Exercise ->
Type out the records that follow, exactly as given.

[Dataset items]

--------------------

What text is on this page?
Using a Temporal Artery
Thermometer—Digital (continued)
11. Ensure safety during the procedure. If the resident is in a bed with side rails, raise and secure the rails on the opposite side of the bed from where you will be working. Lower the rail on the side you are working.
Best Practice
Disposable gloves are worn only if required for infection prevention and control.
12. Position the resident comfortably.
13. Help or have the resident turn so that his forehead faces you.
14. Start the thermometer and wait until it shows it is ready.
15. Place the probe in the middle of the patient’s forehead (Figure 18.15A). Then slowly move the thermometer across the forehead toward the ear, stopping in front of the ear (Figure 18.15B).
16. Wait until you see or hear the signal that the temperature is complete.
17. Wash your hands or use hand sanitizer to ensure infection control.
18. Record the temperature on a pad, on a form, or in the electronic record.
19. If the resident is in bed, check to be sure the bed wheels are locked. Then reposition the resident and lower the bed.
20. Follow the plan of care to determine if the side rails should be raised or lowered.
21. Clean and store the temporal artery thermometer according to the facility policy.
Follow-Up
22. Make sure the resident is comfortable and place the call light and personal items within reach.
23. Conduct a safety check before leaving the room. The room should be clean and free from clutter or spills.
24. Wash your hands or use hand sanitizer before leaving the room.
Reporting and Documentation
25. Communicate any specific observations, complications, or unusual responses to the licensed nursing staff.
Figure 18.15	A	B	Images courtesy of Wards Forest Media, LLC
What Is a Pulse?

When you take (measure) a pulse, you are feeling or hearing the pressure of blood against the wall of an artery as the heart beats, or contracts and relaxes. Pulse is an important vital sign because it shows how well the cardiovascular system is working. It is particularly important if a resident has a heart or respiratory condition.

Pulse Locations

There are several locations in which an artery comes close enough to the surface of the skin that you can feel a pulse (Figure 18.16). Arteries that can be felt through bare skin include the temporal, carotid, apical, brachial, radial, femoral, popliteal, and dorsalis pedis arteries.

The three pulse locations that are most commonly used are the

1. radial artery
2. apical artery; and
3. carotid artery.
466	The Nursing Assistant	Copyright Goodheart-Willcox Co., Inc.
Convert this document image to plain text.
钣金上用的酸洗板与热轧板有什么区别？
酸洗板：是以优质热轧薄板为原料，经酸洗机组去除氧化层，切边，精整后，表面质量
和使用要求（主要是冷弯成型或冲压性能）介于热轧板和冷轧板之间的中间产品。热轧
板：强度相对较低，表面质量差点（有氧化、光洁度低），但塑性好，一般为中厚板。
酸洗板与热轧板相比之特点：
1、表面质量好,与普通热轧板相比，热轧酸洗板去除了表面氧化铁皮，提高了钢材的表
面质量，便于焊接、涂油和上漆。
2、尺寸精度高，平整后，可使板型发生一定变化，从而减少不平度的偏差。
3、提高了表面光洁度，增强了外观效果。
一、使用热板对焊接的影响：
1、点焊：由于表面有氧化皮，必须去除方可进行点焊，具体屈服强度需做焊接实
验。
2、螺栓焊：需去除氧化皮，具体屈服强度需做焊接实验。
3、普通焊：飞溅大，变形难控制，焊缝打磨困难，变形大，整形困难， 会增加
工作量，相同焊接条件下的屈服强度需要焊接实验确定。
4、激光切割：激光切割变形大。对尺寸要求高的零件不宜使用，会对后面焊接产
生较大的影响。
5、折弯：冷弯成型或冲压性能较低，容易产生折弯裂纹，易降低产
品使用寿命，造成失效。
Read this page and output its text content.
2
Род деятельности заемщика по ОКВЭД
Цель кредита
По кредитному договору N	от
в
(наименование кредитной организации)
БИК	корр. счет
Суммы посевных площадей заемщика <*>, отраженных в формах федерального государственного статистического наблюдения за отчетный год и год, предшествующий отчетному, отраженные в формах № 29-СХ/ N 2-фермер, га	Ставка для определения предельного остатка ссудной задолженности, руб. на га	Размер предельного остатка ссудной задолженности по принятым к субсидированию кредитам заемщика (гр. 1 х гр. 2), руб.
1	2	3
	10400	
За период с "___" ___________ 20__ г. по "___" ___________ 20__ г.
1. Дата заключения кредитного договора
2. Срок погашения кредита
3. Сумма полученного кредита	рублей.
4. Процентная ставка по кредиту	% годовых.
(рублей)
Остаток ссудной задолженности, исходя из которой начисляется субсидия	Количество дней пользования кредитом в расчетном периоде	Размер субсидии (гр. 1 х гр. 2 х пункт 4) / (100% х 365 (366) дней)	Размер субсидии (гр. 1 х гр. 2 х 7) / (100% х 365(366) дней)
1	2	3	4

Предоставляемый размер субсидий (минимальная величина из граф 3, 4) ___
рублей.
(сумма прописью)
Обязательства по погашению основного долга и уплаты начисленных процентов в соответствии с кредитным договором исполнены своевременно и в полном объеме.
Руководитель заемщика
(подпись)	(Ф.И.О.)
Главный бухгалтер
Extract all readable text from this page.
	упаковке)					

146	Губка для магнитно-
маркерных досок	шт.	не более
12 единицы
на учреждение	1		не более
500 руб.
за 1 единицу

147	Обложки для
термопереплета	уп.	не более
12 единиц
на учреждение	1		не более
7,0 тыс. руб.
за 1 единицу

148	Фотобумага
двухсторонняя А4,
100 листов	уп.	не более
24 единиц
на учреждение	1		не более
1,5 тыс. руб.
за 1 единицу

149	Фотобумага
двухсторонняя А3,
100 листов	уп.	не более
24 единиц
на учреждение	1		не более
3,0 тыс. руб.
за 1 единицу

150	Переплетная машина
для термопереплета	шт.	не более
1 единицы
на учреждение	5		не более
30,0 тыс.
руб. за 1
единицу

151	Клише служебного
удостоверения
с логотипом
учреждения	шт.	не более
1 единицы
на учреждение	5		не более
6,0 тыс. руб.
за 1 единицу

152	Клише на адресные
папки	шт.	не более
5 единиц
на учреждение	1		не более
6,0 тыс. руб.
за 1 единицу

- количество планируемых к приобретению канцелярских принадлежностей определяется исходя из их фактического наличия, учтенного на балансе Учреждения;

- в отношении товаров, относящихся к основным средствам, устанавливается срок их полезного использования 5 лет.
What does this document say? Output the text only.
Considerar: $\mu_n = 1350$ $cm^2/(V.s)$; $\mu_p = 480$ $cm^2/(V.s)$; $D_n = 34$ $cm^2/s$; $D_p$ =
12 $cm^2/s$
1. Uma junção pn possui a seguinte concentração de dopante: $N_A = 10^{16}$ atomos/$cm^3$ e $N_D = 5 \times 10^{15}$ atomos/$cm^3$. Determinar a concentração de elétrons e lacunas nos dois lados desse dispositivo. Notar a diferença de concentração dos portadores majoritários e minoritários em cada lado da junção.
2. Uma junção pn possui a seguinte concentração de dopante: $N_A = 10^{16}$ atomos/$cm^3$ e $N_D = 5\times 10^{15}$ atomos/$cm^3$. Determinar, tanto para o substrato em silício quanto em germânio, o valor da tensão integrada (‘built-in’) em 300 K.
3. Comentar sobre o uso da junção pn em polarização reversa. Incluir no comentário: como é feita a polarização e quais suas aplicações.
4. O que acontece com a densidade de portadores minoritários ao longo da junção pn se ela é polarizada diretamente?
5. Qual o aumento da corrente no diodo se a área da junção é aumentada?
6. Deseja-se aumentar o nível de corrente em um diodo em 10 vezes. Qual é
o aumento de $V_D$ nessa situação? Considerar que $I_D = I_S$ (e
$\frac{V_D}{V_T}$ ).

--------------------

Final result ->
What text is on this page?
Using a Temporal Artery
Thermometer—Digital (continued)
11. Ensure safety during the procedure. If the resident is in a bed with side rails, raise and secure the rails on the opposite side of the bed from where you will be working. Lower the rail on the side you are working.
Best Practice
Disposable gloves are worn only if required for infection prevention and control.
12. Position the resident comfortably.
13. Help or have the resident turn so that his forehead faces you.
14. Start the thermometer and wait until it shows it is ready.
15. Place the probe in the middle of the patient’s forehead (Figure 18.15A). Then slowly move the thermometer across the forehead toward the ear, stopping in front of the ear (Figure 18.15B).
16. Wait until you see or hear the signal that the temperature is complete.
17. Wash your hands or use hand sanitizer to ensure infection control.
18. Record the temperature on a pad, on a form, or in the electronic record.
19. If the resident is in bed, check to be sure the bed wheels are locked. Then reposition the resident and lower the bed.
20. Follow the plan of care to determine if the side rails should be raised or lowered.
21. Clean and store the temporal artery thermometer according to the facility policy.
Follow-Up
22. Make sure the resident is comfortable and place the call light and personal items within reach.
23. Conduct a safety check before leaving the room. The room should be clean and free from clutter or spills.
24. Wash your hands or use hand sanitizer before leaving the room.
Reporting and Documentation
25. Communicate any specific observations, complications, or unusual responses to the licensed nursing staff.
Figure 18.15	A	B	Images courtesy of Wards Forest Media, LLC
What Is a Pulse?

When you take (measure) a pulse, you are feeling or hearing the pressure of blood against the wall of an artery as the heart beats, or contracts and relaxes. Pulse is an important vital sign because it shows how well the cardiovascular system is working. It is particularly important if a resident has a heart or respiratory condition.

Pulse Locations

There are several locations in which an artery comes close enough to the surface of the skin that you can feel a pulse (Figure 18.16). Arteries that can be felt through bare skin include the temporal, carotid, apical, brachial, radial, femoral, popliteal, and dorsalis pedis arteries.

The three pulse locations that are most commonly used are the

1. radial artery
2. apical artery; and
3. carotid artery.
466	The Nursing Assistant	Copyright Goodheart-Willcox Co., Inc.
Convert this document image to plain text.
钣金上用的酸洗板与热轧板有什么区别？
酸洗板：是以优质热轧薄板为原料，经酸洗机组去除氧化层，切边，精整后，表面质量
和使用要求（主要是冷弯成型或冲压性能）介于热轧板和冷轧板之间的中间产品。热轧
板：强度相对较低，表面质量差点（有氧化、光洁度低），但塑性好，一般为中厚板。
酸洗板与热轧板相比之特点：
1、表面质量好,与普通热轧板相比，热轧酸洗板去除了表面氧化铁皮，提高了钢材的表
面质量，便于焊接、涂油和上漆。
2、尺寸精度高，平整后，可使板型发生一定变化，从而减少不平度的偏差。
3、提高了表面光洁度，增强了外观效果。
一、使用热板对焊接的影响：
1、点焊：由于表面有氧化皮，必须去除方可进行点焊，具体屈服强度需做焊接实
验。
2、螺栓焊：需去除氧化皮，具体屈服强度需做焊接实验。
3、普通焊：飞溅大，变形难控制，焊缝打磨困难，变形大，整形困难， 会增加
工作量，相同焊接条件下的屈服强度需要焊接实验确定。
4、激光切割：激光切割变形大。对尺寸要求高的零件不宜使用，会对后面焊接产
生较大的影响。
5、折弯：冷弯成型或冲压性能较低，容易产生折弯裂纹，易降低产
品使用寿命，造成失效。
Read this page and output its text content.
2
Род деятельности заемщика по ОКВЭД
Цель кредита
По кредитному договору N	от
в
(наименование кредитной организации)
БИК	корр. счет
Суммы посевных площадей заемщика <*>, отраженных в формах федерального государственного статистического наблюдения за отчетный год и год, предшествующий отчетному, отраженные в формах № 29-СХ/ N 2-фермер, га	Ставка для определения предельного остатка ссудной задолженности, руб. на га	Размер предельного остатка ссудной задолженности по принятым к субсидированию кредитам заемщика (гр. 1 х гр. 2), руб.
1	2	3
	10400	
За период с "___" ___________ 20__ г. по "___" ___________ 20__ г.
1. Дата заключения кредитного договора
2. Срок погашения кредита
3. Сумма полученного кредита	рублей.
4. Процентная ставка по кредиту	% годовых.
(рублей)
Остаток ссудной задолженности, исходя из которой начисляется субсидия	Количество дней пользования кредитом в расчетном периоде	Размер субсидии (гр. 1 х гр. 2 х пункт 4) / (100% х 365 (366) дней)	Размер субсидии (гр. 1 х гр. 2 х 7) / (100% х 365(366) дней)
1	2	3	4

Предоставляемый размер субсидий (минимальная величина из граф 3, 4) ___
рублей.
(сумма прописью)
Обязательства по погашению основного долга и уплаты начисленных процентов в соответствии с кредитным договором исполнены своевременно и в полном объеме.
Руководитель заемщика
(подпись)	(Ф.И.О.)
Главный бухгалтер
Extract all readable text from this page.
	упаковке)					

146	Губка для магнитно-
маркерных досок	шт.	не более
12 единицы
на учреждение	1		не более
500 руб.
за 1 единицу

147	Обложки для
термопереплета	уп.	не более
12 единиц
на учреждение	1		не более
7,0 тыс. руб.
за 1 единицу

148	Фотобумага
двухсторонняя А4,
100 листов	уп.	не более
24 единиц
на учреждение	1		не более
1,5 тыс. руб.
за 1 единицу

149	Фотобумага
двухсторонняя А3,
100 листов	уп.	не более
24 единиц
на учреждение	1		не более
3,0 тыс. руб.
за 1 единицу

150	Переплетная машина
для термопереплета	шт.	не более
1 единицы
на учреждение	5		не более
30,0 тыс.
руб. за 1
единицу

151	Клише служебного
удостоверения
с логотипом
учреждения	шт.	не более
1 единицы
на учреждение	5		не более
6,0 тыс. руб.
за 1 единицу

152	Клише на адресные
папки	шт.	не более
5 единиц
на учреждение	1		не более
6,0 тыс. руб.
за 1 единицу

- количество планируемых к приобретению канцелярских принадлежностей определяется исходя из их фактического наличия, учтенного на балансе Учреждения;

- в отношении товаров, относящихся к основным средствам, устанавливается срок их полезного использования 5 лет.
What does this document say? Output the text only.
Considerar: $\mu_n = 1350$ $cm^2/(V.s)$; $\mu_p = 480$ $cm^2/(V.s)$; $D_n = 34$ $cm^2/s$; $D_p$ =
12 $cm^2/s$
1. Uma junção pn possui a seguinte concentração de dopante: $N_A = 10^{16}$ atomos/$cm^3$ e $N_D = 5 \times 10^{15}$ atomos/$cm^3$. Determinar a concentração de elétrons e lacunas nos dois lados desse dispositivo. Notar a diferença de concentração dos portadores majoritários e minoritários em cada lado da junção.
2. Uma junção pn possui a seguinte concentração de dopante: $N_A = 10^{16}$ atomos/$cm^3$ e $N_D = 5\times 10^{15}$ atomos/$cm^3$. Determinar, tanto para o substrato em silício quanto em germânio, o valor da tensão integrada (‘built-in’) em 300 K.
3. Comentar sobre o uso da junção pn em polarização reversa. Incluir no comentário: como é feita a polarização e quais suas aplicações.
4. O que acontece com a densidade de portadores minoritários ao longo da junção pn se ela é polarizada diretamente?
5. Qual o aumento da corrente no diodo se a área da junção é aumentada?
6. Deseja-se aumentar o nível de corrente em um diodo em 10 vezes. Qual é
o aumento de $V_D$ nessa situação? Considerar que $I_D = I_S$ (e
$\frac{V_D}{V_T}$ ).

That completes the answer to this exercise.